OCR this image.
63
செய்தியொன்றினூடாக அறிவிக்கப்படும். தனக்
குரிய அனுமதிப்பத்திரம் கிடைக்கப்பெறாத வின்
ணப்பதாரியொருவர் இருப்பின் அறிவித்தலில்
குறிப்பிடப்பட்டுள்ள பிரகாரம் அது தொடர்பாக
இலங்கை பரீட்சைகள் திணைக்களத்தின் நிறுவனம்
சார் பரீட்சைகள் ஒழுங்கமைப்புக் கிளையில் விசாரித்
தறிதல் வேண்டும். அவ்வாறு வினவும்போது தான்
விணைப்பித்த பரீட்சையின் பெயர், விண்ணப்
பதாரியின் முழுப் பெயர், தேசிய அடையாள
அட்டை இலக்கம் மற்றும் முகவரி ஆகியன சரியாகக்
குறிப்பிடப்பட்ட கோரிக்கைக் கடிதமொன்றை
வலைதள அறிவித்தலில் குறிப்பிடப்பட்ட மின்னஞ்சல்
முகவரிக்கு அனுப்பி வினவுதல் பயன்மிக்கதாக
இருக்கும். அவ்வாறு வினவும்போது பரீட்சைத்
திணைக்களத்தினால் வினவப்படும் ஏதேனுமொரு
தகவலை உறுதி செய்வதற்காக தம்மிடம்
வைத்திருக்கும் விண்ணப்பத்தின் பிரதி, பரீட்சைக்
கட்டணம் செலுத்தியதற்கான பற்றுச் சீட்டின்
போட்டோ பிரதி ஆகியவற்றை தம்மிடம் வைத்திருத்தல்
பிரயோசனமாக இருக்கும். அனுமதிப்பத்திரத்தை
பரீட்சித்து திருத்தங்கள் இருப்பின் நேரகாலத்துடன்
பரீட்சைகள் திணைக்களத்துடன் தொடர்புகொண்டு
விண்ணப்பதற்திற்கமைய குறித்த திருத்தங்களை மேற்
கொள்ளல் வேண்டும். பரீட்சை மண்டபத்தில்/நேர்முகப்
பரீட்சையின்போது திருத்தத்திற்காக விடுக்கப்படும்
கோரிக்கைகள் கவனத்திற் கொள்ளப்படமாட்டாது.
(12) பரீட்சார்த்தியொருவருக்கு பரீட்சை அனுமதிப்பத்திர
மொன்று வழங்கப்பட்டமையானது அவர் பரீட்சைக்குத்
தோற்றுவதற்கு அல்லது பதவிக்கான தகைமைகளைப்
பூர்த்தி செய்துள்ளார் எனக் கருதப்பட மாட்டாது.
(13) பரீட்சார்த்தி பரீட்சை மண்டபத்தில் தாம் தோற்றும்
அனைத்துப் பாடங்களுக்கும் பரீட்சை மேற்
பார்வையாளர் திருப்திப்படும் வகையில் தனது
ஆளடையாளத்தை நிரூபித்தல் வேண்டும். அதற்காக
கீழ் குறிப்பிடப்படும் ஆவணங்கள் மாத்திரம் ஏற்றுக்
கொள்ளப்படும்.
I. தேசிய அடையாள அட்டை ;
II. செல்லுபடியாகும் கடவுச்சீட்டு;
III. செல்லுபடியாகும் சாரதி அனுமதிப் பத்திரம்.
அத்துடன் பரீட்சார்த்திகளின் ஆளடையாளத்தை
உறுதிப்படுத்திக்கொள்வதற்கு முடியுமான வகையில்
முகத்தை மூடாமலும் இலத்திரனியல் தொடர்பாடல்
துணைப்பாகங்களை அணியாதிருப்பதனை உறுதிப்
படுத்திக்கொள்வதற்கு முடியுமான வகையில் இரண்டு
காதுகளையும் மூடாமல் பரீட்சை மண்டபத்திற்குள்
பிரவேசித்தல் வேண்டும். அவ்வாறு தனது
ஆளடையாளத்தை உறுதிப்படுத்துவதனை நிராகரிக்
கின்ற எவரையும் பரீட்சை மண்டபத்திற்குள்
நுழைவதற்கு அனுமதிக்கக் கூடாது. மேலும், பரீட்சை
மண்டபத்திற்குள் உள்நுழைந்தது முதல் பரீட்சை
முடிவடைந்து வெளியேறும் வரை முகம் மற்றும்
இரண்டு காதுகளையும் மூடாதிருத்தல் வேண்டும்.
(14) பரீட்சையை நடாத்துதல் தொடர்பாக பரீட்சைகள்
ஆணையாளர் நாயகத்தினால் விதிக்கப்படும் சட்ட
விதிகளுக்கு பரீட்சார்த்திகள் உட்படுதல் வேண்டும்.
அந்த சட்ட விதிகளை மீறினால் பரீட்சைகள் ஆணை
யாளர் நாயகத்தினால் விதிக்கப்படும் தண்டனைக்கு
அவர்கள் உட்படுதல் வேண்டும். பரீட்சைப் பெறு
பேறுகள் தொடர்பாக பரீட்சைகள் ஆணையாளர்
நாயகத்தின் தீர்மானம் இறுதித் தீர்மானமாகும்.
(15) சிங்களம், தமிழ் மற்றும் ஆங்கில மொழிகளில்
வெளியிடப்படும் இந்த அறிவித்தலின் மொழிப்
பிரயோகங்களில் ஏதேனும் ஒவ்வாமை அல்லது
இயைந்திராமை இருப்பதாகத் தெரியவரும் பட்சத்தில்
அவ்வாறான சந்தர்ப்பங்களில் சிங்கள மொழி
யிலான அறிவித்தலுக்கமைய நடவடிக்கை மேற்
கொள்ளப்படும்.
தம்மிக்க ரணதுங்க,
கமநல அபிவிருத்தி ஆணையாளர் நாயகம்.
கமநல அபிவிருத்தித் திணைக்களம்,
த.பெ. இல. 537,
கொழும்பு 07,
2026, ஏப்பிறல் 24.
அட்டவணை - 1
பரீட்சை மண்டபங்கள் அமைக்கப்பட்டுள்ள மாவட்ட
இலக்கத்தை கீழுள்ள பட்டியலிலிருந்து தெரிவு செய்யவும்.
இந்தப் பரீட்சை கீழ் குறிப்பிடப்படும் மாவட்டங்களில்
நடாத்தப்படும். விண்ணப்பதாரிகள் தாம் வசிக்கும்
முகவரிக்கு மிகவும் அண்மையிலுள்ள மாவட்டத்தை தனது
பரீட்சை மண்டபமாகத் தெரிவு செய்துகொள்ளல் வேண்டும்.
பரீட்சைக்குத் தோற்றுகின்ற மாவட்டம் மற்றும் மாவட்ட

**WHAT YOU WILL DO**.
Produce an exact copy of all the records.

**RESULT FOR THIS TASK**.
OCR this image.
63
செய்தியொன்றினூடாக அறிவிக்கப்படும். தனக்
குரிய அனுமதிப்பத்திரம் கிடைக்கப்பெறாத வின்
ணப்பதாரியொருவர் இருப்பின் அறிவித்தலில்
குறிப்பிடப்பட்டுள்ள பிரகாரம் அது தொடர்பாக
இலங்கை பரீட்சைகள் திணைக்களத்தின் நிறுவனம்
சார் பரீட்சைகள் ஒழுங்கமைப்புக் கிளையில் விசாரித்
தறிதல் வேண்டும். அவ்வாறு வினவும்போது தான்
விணைப்பித்த பரீட்சையின் பெயர், விண்ணப்
பதாரியின் முழுப் பெயர், தேசிய அடையாள
அட்டை இலக்கம் மற்றும் முகவரி ஆகியன சரியாகக்
குறிப்பிடப்பட்ட கோரிக்கைக் கடிதமொன்றை
வலைதள அறிவித்தலில் குறிப்பிடப்பட்ட மின்னஞ்சல்
முகவரிக்கு அனுப்பி வினவுதல் பயன்மிக்கதாக
இருக்கும். அவ்வாறு வினவும்போது பரீட்சைத்
திணைக்களத்தினால் வினவப்படும் ஏதேனுமொரு
தகவலை உறுதி செய்வதற்காக தம்மிடம்
வைத்திருக்கும் விண்ணப்பத்தின் பிரதி, பரீட்சைக்
கட்டணம் செலுத்தியதற்கான பற்றுச் சீட்டின்
போட்டோ பிரதி ஆகியவற்றை தம்மிடம் வைத்திருத்தல்
பிரயோசனமாக இருக்கும். அனுமதிப்பத்திரத்தை
பரீட்சித்து திருத்தங்கள் இருப்பின் நேரகாலத்துடன்
பரீட்சைகள் திணைக்களத்துடன் தொடர்புகொண்டு
விண்ணப்பதற்திற்கமைய குறித்த திருத்தங்களை மேற்
கொள்ளல் வேண்டும். பரீட்சை மண்டபத்தில்/நேர்முகப்
பரீட்சையின்போது திருத்தத்திற்காக விடுக்கப்படும்
கோரிக்கைகள் கவனத்திற் கொள்ளப்படமாட்டாது.
(12) பரீட்சார்த்தியொருவருக்கு பரீட்சை அனுமதிப்பத்திர
மொன்று வழங்கப்பட்டமையானது அவர் பரீட்சைக்குத்
தோற்றுவதற்கு அல்லது பதவிக்கான தகைமைகளைப்
பூர்த்தி செய்துள்ளார் எனக் கருதப்பட மாட்டாது.
(13) பரீட்சார்த்தி பரீட்சை மண்டபத்தில் தாம் தோற்றும்
அனைத்துப் பாடங்களுக்கும் பரீட்சை மேற்
பார்வையாளர் திருப்திப்படும் வகையில் தனது
ஆளடையாளத்தை நிரூபித்தல் வேண்டும். அதற்காக
கீழ் குறிப்பிடப்படும் ஆவணங்கள் மாத்திரம் ஏற்றுக்
கொள்ளப்படும்.
I. தேசிய அடையாள அட்டை ;
II. செல்லுபடியாகும் கடவுச்சீட்டு;
III. செல்லுபடியாகும் சாரதி அனுமதிப் பத்திரம்.
அத்துடன் பரீட்சார்த்திகளின் ஆளடையாளத்தை
உறுதிப்படுத்திக்கொள்வதற்கு முடியுமான வகையில்
முகத்தை மூடாமலும் இலத்திரனியல் தொடர்பாடல்
துணைப்பாகங்களை அணியாதிருப்பதனை உறுதிப்
படுத்திக்கொள்வதற்கு முடியுமான வகையில் இரண்டு
காதுகளையும் மூடாமல் பரீட்சை மண்டபத்திற்குள்
பிரவேசித்தல் வேண்டும். அவ்வாறு தனது
ஆளடையாளத்தை உறுதிப்படுத்துவதனை நிராகரிக்
கின்ற எவரையும் பரீட்சை மண்டபத்திற்குள்
நுழைவதற்கு அனுமதிக்கக் கூடாது. மேலும், பரீட்சை
மண்டபத்திற்குள் உள்நுழைந்தது முதல் பரீட்சை
முடிவடைந்து வெளியேறும் வரை முகம் மற்றும்
இரண்டு காதுகளையும் மூடாதிருத்தல் வேண்டும்.
(14) பரீட்சையை நடாத்துதல் தொடர்பாக பரீட்சைகள்
ஆணையாளர் நாயகத்தினால் விதிக்கப்படும் சட்ட
விதிகளுக்கு பரீட்சார்த்திகள் உட்படுதல் வேண்டும்.
அந்த சட்ட விதிகளை மீறினால் பரீட்சைகள் ஆணை
யாளர் நாயகத்தினால் விதிக்கப்படும் தண்டனைக்கு
அவர்கள் உட்படுதல் வேண்டும். பரீட்சைப் பெறு
பேறுகள் தொடர்பாக பரீட்சைகள் ஆணையாளர்
நாயகத்தின் தீர்மானம் இறுதித் தீர்மானமாகும்.
(15) சிங்களம், தமிழ் மற்றும் ஆங்கில மொழிகளில்
வெளியிடப்படும் இந்த அறிவித்தலின் மொழிப்
பிரயோகங்களில் ஏதேனும் ஒவ்வாமை அல்லது
இயைந்திராமை இருப்பதாகத் தெரியவரும் பட்சத்தில்
அவ்வாறான சந்தர்ப்பங்களில் சிங்கள மொழி
யிலான அறிவித்தலுக்கமைய நடவடிக்கை மேற்
கொள்ளப்படும்.
தம்மிக்க ரணதுங்க,
கமநல அபிவிருத்தி ஆணையாளர் நாயகம்.
கமநல அபிவிருத்தித் திணைக்களம்,
த.பெ. இல. 537,
கொழும்பு 07,
2026, ஏப்பிறல் 24.
அட்டவணை - 1
பரீட்சை மண்டபங்கள் அமைக்கப்பட்டுள்ள மாவட்ட
இலக்கத்தை கீழுள்ள பட்டியலிலிருந்து தெரிவு செய்யவும்.
இந்தப் பரீட்சை கீழ் குறிப்பிடப்படும் மாவட்டங்களில்
நடாத்தப்படும். விண்ணப்பதாரிகள் தாம் வசிக்கும்
முகவரிக்கு மிகவும் அண்மையிலுள்ள மாவட்டத்தை தனது
பரீட்சை மண்டபமாகத் தெரிவு செய்துகொள்ளல் வேண்டும்.
பரீட்சைக்குத் தோற்றுகின்ற மாவட்டம் மற்றும் மாவட்ட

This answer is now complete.